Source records
(begin)
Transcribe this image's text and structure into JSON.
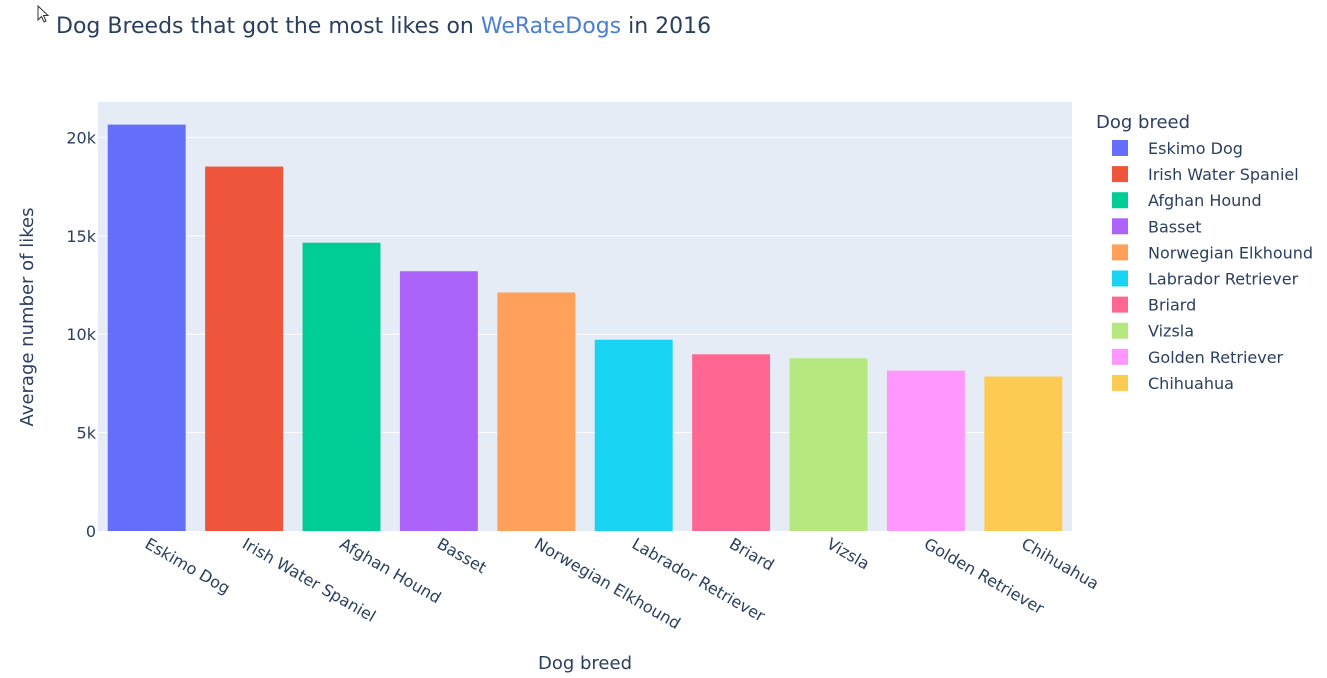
{
  "title": {
    "prefix": "Dog Breeds that got the most likes on ",
    "link": "WeRateDogs",
    "suffix": " in 2016"
  },
  "chart_data": {
    "type": "bar",
    "xlabel": "Dog breed",
    "ylabel": "Average number of likes",
    "ylim": [
      0,
      21800
    ],
    "yticks": [
      0,
      5000,
      10000,
      15000,
      20000
    ],
    "ytick_labels": [
      "0",
      "5k",
      "10k",
      "15k",
      "20k"
    ],
    "grid": true,
    "legend": {
      "title": "Dog breed",
      "placement": "right"
    },
    "categories": [
      "Eskimo Dog",
      "Irish Water Spaniel",
      "Afghan Hound",
      "Basset",
      "Norwegian Elkhound",
      "Labrador Retriever",
      "Briard",
      "Vizsla",
      "Golden Retriever",
      "Chihuahua"
    ],
    "values": [
      20650,
      18520,
      14650,
      13200,
      12120,
      9720,
      8980,
      8780,
      8150,
      7850
    ],
    "colors": [
      "#636efa",
      "#ef553b",
      "#00cc96",
      "#ab63fa",
      "#ffa15a",
      "#19d3f3",
      "#ff6692",
      "#b6e880",
      "#ff97ff",
      "#fecb52"
    ]
  }
}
(end)
Copy out the data above exactly, except the pictures.

- [Output below]
Transcribe this image's text and structure into JSON.
{
  "title": {
    "prefix": "Dog Breeds that got the most likes on ",
    "link": "WeRateDogs",
    "suffix": " in 2016"
  },
  "chart_data": {
    "type": "bar",
    "xlabel": "Dog breed",
    "ylabel": "Average number of likes",
    "ylim": [
      0,
      21800
    ],
    "yticks": [
      0,
      5000,
      10000,
      15000,
      20000
    ],
    "ytick_labels": [
      "0",
      "5k",
      "10k",
      "15k",
      "20k"
    ],
    "grid": true,
    "legend": {
      "title": "Dog breed",
      "placement": "right"
    },
    "categories": [
      "Eskimo Dog",
      "Irish Water Spaniel",
      "Afghan Hound",
      "Basset",
      "Norwegian Elkhound",
      "Labrador Retriever",
      "Briard",
      "Vizsla",
      "Golden Retriever",
      "Chihuahua"
    ],
    "values": [
      20650,
      18520,
      14650,
      13200,
      12120,
      9720,
      8980,
      8780,
      8150,
      7850
    ],
    "colors": [
      "#636efa",
      "#ef553b",
      "#00cc96",
      "#ab63fa",
      "#ffa15a",
      "#19d3f3",
      "#ff6692",
      "#b6e880",
      "#ff97ff",
      "#fecb52"
    ]
  }
}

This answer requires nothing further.